• _TASK INPUT_
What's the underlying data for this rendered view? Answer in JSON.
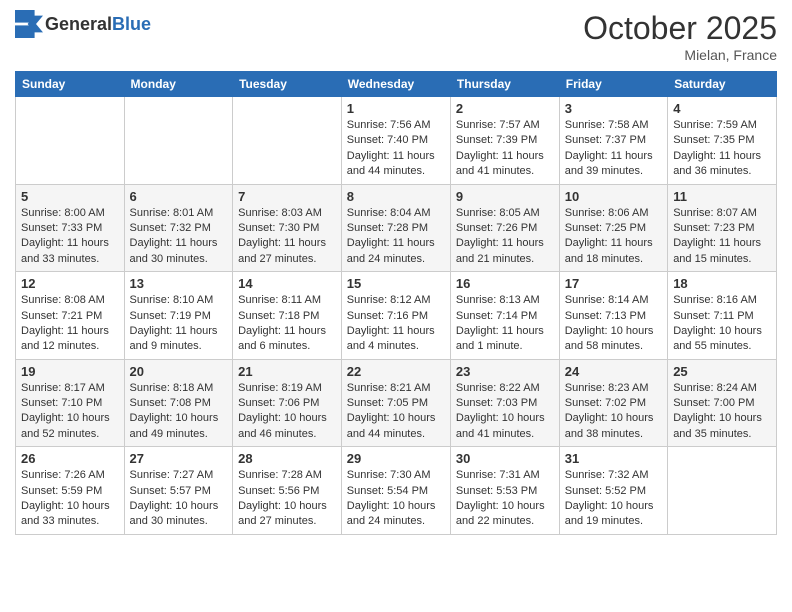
{
  "header": {
    "logo_general": "General",
    "logo_blue": "Blue",
    "month": "October 2025",
    "location": "Mielan, France"
  },
  "days_of_week": [
    "Sunday",
    "Monday",
    "Tuesday",
    "Wednesday",
    "Thursday",
    "Friday",
    "Saturday"
  ],
  "weeks": [
    [
      {
        "day": "",
        "info": ""
      },
      {
        "day": "",
        "info": ""
      },
      {
        "day": "",
        "info": ""
      },
      {
        "day": "1",
        "info": "Sunrise: 7:56 AM\nSunset: 7:40 PM\nDaylight: 11 hours and 44 minutes."
      },
      {
        "day": "2",
        "info": "Sunrise: 7:57 AM\nSunset: 7:39 PM\nDaylight: 11 hours and 41 minutes."
      },
      {
        "day": "3",
        "info": "Sunrise: 7:58 AM\nSunset: 7:37 PM\nDaylight: 11 hours and 39 minutes."
      },
      {
        "day": "4",
        "info": "Sunrise: 7:59 AM\nSunset: 7:35 PM\nDaylight: 11 hours and 36 minutes."
      }
    ],
    [
      {
        "day": "5",
        "info": "Sunrise: 8:00 AM\nSunset: 7:33 PM\nDaylight: 11 hours and 33 minutes."
      },
      {
        "day": "6",
        "info": "Sunrise: 8:01 AM\nSunset: 7:32 PM\nDaylight: 11 hours and 30 minutes."
      },
      {
        "day": "7",
        "info": "Sunrise: 8:03 AM\nSunset: 7:30 PM\nDaylight: 11 hours and 27 minutes."
      },
      {
        "day": "8",
        "info": "Sunrise: 8:04 AM\nSunset: 7:28 PM\nDaylight: 11 hours and 24 minutes."
      },
      {
        "day": "9",
        "info": "Sunrise: 8:05 AM\nSunset: 7:26 PM\nDaylight: 11 hours and 21 minutes."
      },
      {
        "day": "10",
        "info": "Sunrise: 8:06 AM\nSunset: 7:25 PM\nDaylight: 11 hours and 18 minutes."
      },
      {
        "day": "11",
        "info": "Sunrise: 8:07 AM\nSunset: 7:23 PM\nDaylight: 11 hours and 15 minutes."
      }
    ],
    [
      {
        "day": "12",
        "info": "Sunrise: 8:08 AM\nSunset: 7:21 PM\nDaylight: 11 hours and 12 minutes."
      },
      {
        "day": "13",
        "info": "Sunrise: 8:10 AM\nSunset: 7:19 PM\nDaylight: 11 hours and 9 minutes."
      },
      {
        "day": "14",
        "info": "Sunrise: 8:11 AM\nSunset: 7:18 PM\nDaylight: 11 hours and 6 minutes."
      },
      {
        "day": "15",
        "info": "Sunrise: 8:12 AM\nSunset: 7:16 PM\nDaylight: 11 hours and 4 minutes."
      },
      {
        "day": "16",
        "info": "Sunrise: 8:13 AM\nSunset: 7:14 PM\nDaylight: 11 hours and 1 minute."
      },
      {
        "day": "17",
        "info": "Sunrise: 8:14 AM\nSunset: 7:13 PM\nDaylight: 10 hours and 58 minutes."
      },
      {
        "day": "18",
        "info": "Sunrise: 8:16 AM\nSunset: 7:11 PM\nDaylight: 10 hours and 55 minutes."
      }
    ],
    [
      {
        "day": "19",
        "info": "Sunrise: 8:17 AM\nSunset: 7:10 PM\nDaylight: 10 hours and 52 minutes."
      },
      {
        "day": "20",
        "info": "Sunrise: 8:18 AM\nSunset: 7:08 PM\nDaylight: 10 hours and 49 minutes."
      },
      {
        "day": "21",
        "info": "Sunrise: 8:19 AM\nSunset: 7:06 PM\nDaylight: 10 hours and 46 minutes."
      },
      {
        "day": "22",
        "info": "Sunrise: 8:21 AM\nSunset: 7:05 PM\nDaylight: 10 hours and 44 minutes."
      },
      {
        "day": "23",
        "info": "Sunrise: 8:22 AM\nSunset: 7:03 PM\nDaylight: 10 hours and 41 minutes."
      },
      {
        "day": "24",
        "info": "Sunrise: 8:23 AM\nSunset: 7:02 PM\nDaylight: 10 hours and 38 minutes."
      },
      {
        "day": "25",
        "info": "Sunrise: 8:24 AM\nSunset: 7:00 PM\nDaylight: 10 hours and 35 minutes."
      }
    ],
    [
      {
        "day": "26",
        "info": "Sunrise: 7:26 AM\nSunset: 5:59 PM\nDaylight: 10 hours and 33 minutes."
      },
      {
        "day": "27",
        "info": "Sunrise: 7:27 AM\nSunset: 5:57 PM\nDaylight: 10 hours and 30 minutes."
      },
      {
        "day": "28",
        "info": "Sunrise: 7:28 AM\nSunset: 5:56 PM\nDaylight: 10 hours and 27 minutes."
      },
      {
        "day": "29",
        "info": "Sunrise: 7:30 AM\nSunset: 5:54 PM\nDaylight: 10 hours and 24 minutes."
      },
      {
        "day": "30",
        "info": "Sunrise: 7:31 AM\nSunset: 5:53 PM\nDaylight: 10 hours and 22 minutes."
      },
      {
        "day": "31",
        "info": "Sunrise: 7:32 AM\nSunset: 5:52 PM\nDaylight: 10 hours and 19 minutes."
      },
      {
        "day": "",
        "info": ""
      }
    ]
  ]
}
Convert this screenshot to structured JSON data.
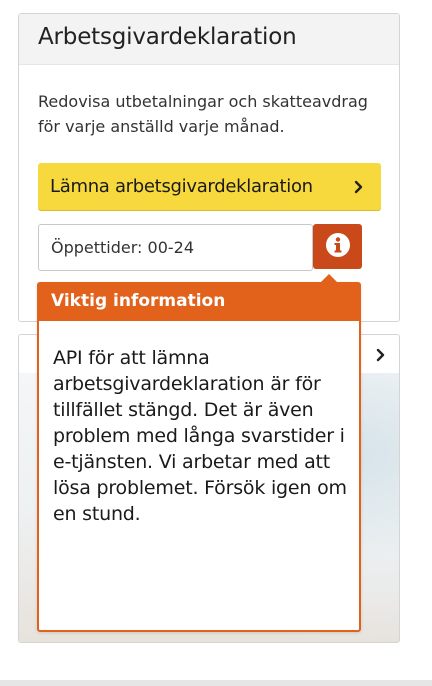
{
  "card": {
    "title": "Arbetsgivardeklaration",
    "description": "Redovisa utbetalningar och skatteavdrag för varje anställd varje månad.",
    "primary_button_label": "Lämna arbetsgivardeklaration",
    "opening_hours": "Öppettider: 00-24",
    "info_icon": "info-icon",
    "chevron_icon": "chevron-right-icon"
  },
  "popup": {
    "title": "Viktig information",
    "body": "API för att lämna arbetsgivardeklaration är för tillfället stängd. Det är även problem med långa svarstider i e-tjänsten. Vi arbetar med att lösa problemet. Försök igen om en stund."
  },
  "colors": {
    "accent_yellow": "#f7d93e",
    "warning_orange": "#e2621b",
    "info_button": "#c9491a"
  }
}
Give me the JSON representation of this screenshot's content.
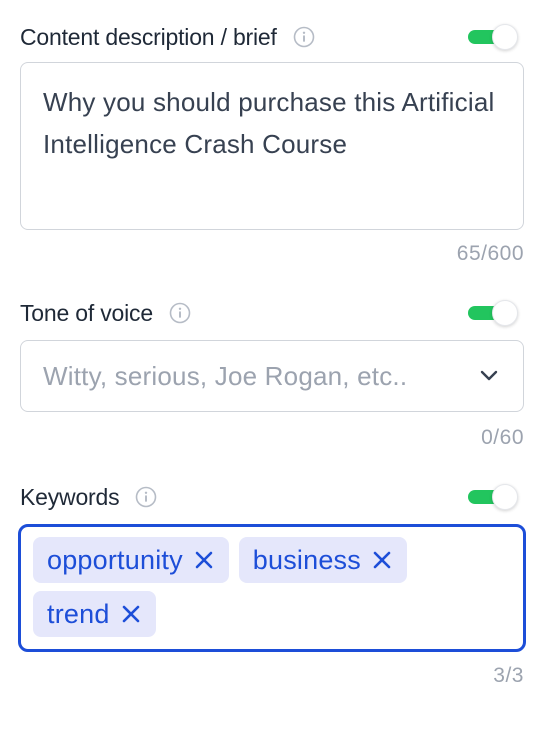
{
  "content_brief": {
    "label": "Content description / brief",
    "info_icon": "info-icon",
    "toggle_on": true,
    "value": "Why you should purchase this Artificial Intelligence Crash Course",
    "counter": "65/600"
  },
  "tone_of_voice": {
    "label": "Tone of voice",
    "info_icon": "info-icon",
    "toggle_on": true,
    "placeholder": "Witty, serious, Joe Rogan, etc..",
    "dropdown_icon": "chevron-down-icon",
    "counter": "0/60"
  },
  "keywords": {
    "label": "Keywords",
    "info_icon": "info-icon",
    "toggle_on": true,
    "chips": [
      {
        "text": "opportunity",
        "remove_icon": "close-icon"
      },
      {
        "text": "business",
        "remove_icon": "close-icon"
      },
      {
        "text": "trend",
        "remove_icon": "close-icon"
      }
    ],
    "counter": "3/3"
  },
  "colors": {
    "toggle_on": "#22c55e",
    "focus_border": "#1d4ed8",
    "chip_bg": "#e5e7fb",
    "chip_text": "#1d4ed8",
    "muted_text": "#9ca3af"
  }
}
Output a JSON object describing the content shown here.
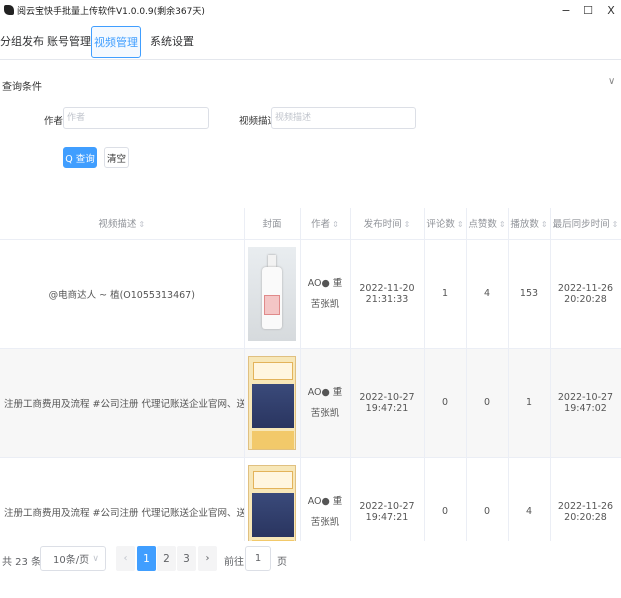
{
  "window": {
    "title": "阅云宝快手批量上传软件V1.0.0.9(剩余367天)",
    "minimize": "−",
    "maximize": "☐",
    "close": "X"
  },
  "tabs": [
    {
      "label": "分组发布",
      "active": false
    },
    {
      "label": "账号管理",
      "active": false
    },
    {
      "label": "视频管理",
      "active": true
    },
    {
      "label": "系统设置",
      "active": false
    }
  ],
  "query": {
    "title": "查询条件",
    "collapse_icon": "∨",
    "author_label": "作者",
    "author_placeholder": "作者",
    "author_value": "",
    "desc_label": "视频描述",
    "desc_placeholder": "视频描述",
    "desc_value": "",
    "search_label": "Q 查询",
    "clear_label": "清空"
  },
  "table": {
    "sort_icon": "⇕",
    "columns": [
      "视频描述",
      "封面",
      "作者",
      "发布时间",
      "评论数",
      "点赞数",
      "播放数",
      "最后同步时间"
    ],
    "rows": [
      {
        "desc": "@电商达人 ~ 植(O1055313467)",
        "cover": "bottle",
        "author": "AO● 重苦张凯",
        "publish_time": "2022-11-20 21:31:33",
        "comments": "1",
        "likes": "4",
        "plays": "153",
        "sync_time": "2022-11-26 20:20:28"
      },
      {
        "desc": "注册工商费用及流程 #公司注册 代理记账送企业官网、送企业邮箱",
        "cover": "poster",
        "author": "AO● 重苦张凯",
        "publish_time": "2022-10-27 19:47:21",
        "comments": "0",
        "likes": "0",
        "plays": "1",
        "sync_time": "2022-10-27 19:47:02"
      },
      {
        "desc": "注册工商费用及流程 #公司注册 代理记账送企业官网、送企业邮箱",
        "cover": "poster",
        "author": "AO● 重苦张凯",
        "publish_time": "2022-10-27 19:47:21",
        "comments": "0",
        "likes": "0",
        "plays": "4",
        "sync_time": "2022-11-26 20:20:28"
      }
    ]
  },
  "pagination": {
    "total": "共 23 条",
    "page_size": "10条/页",
    "page_size_icon": "∨",
    "prev_icon": "‹",
    "pages": [
      "1",
      "2",
      "3"
    ],
    "current_page": "1",
    "next_icon": "›",
    "goto_label": "前往",
    "goto_value": "1",
    "page_suffix": "页"
  },
  "colors": {
    "accent": "#409eff",
    "row_alt_bg": "#f7f7f7",
    "border": "#ebeef5"
  }
}
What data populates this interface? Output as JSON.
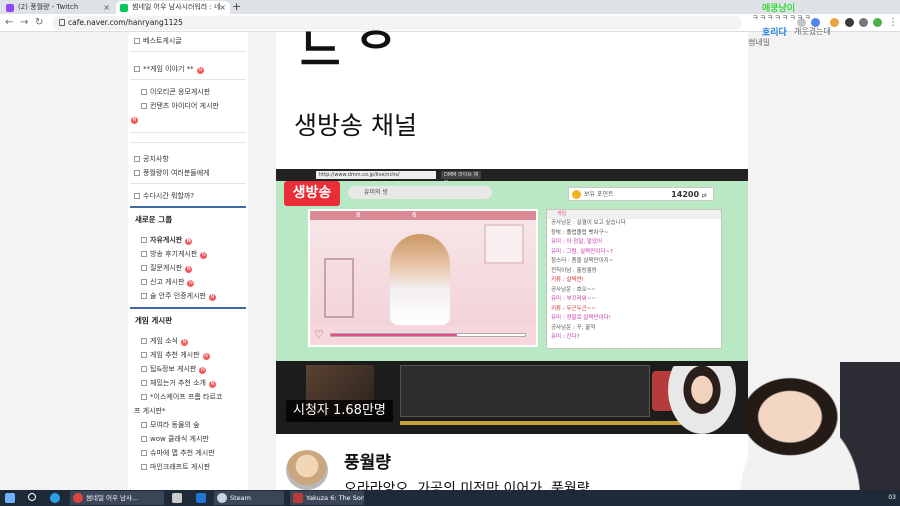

• _THE TASK_
Read the data above and pull out each line that holds the string "视频描述".

• _FINAL RESULT_
    "desc_label": "视频描述",
    "desc_placeholder": "视频描述",
      "视频描述",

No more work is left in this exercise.